* **YOUR TASK**: Take from the listing each line that has the string "的条件下".

* **AVAILABLE DATA**:

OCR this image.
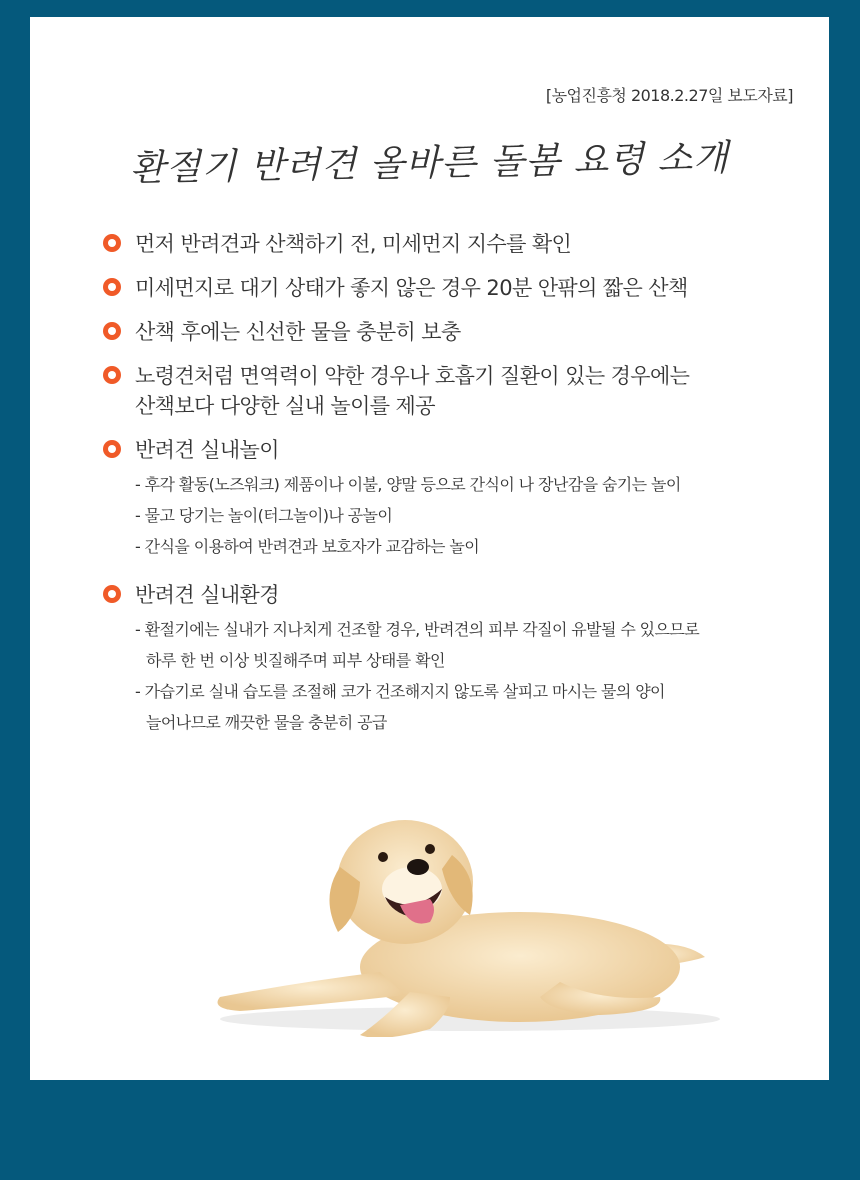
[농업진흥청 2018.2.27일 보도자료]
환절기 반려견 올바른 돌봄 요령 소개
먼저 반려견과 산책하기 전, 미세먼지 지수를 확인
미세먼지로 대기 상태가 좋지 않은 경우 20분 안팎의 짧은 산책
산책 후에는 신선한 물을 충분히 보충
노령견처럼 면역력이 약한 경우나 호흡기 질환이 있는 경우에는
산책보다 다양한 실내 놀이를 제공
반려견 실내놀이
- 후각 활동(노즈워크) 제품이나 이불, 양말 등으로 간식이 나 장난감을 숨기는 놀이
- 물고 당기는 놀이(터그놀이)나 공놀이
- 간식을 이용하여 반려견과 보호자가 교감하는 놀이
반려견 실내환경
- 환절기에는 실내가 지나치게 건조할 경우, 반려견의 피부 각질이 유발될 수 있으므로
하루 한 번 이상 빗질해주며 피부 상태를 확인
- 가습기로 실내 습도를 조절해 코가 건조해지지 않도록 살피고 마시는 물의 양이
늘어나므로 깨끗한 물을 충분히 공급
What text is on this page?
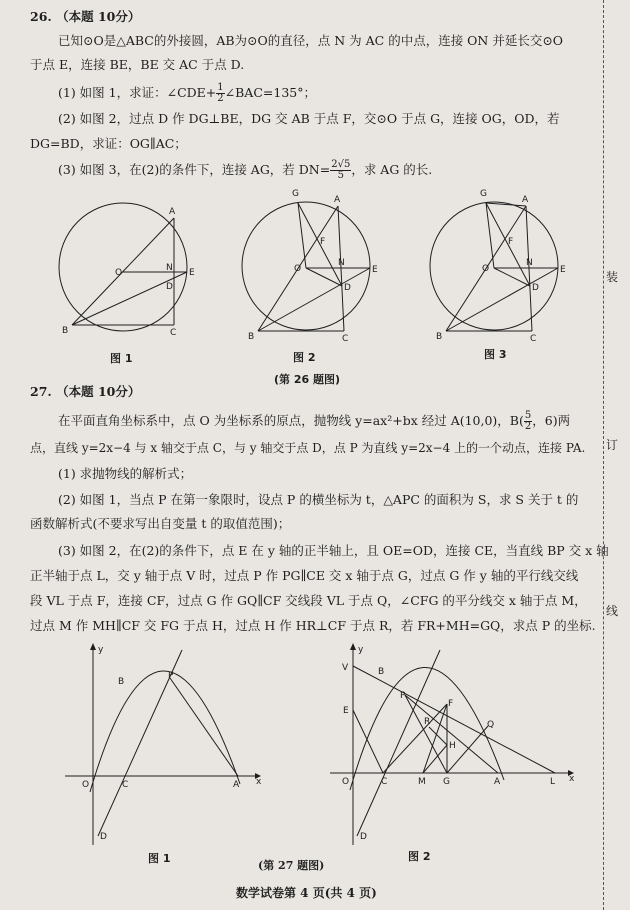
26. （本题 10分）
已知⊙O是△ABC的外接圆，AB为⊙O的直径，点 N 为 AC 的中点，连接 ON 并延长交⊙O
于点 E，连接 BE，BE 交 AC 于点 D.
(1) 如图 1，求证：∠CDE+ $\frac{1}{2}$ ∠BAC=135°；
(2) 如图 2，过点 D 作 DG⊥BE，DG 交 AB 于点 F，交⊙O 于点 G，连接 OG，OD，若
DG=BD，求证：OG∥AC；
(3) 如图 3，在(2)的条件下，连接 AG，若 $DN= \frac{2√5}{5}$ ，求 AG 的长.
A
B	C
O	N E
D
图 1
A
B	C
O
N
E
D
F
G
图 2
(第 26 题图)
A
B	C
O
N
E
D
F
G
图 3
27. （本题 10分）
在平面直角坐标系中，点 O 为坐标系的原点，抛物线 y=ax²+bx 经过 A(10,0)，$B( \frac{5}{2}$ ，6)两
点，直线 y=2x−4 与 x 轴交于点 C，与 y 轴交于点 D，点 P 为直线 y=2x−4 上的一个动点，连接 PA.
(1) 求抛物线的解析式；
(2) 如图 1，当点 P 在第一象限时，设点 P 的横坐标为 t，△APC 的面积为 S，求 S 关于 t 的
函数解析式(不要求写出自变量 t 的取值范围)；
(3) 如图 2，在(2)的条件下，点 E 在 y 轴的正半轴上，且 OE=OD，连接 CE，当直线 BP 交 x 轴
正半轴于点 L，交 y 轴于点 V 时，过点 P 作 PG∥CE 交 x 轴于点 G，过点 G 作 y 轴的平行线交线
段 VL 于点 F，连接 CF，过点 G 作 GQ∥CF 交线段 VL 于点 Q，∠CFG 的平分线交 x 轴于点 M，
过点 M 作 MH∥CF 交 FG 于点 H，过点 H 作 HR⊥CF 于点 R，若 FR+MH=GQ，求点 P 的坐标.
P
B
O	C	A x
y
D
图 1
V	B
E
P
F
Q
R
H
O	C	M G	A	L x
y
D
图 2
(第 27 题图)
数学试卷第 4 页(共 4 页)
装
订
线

* **TASK OUTPUT**:
(3) 如图 3，在(2)的条件下，连接 AG，若 $DN= \frac{2√5}{5}$ ，求 AG 的长.
(3) 如图 2，在(2)的条件下，点 E 在 y 轴的正半轴上，且 OE=OD，连接 CE，当直线 BP 交 x 轴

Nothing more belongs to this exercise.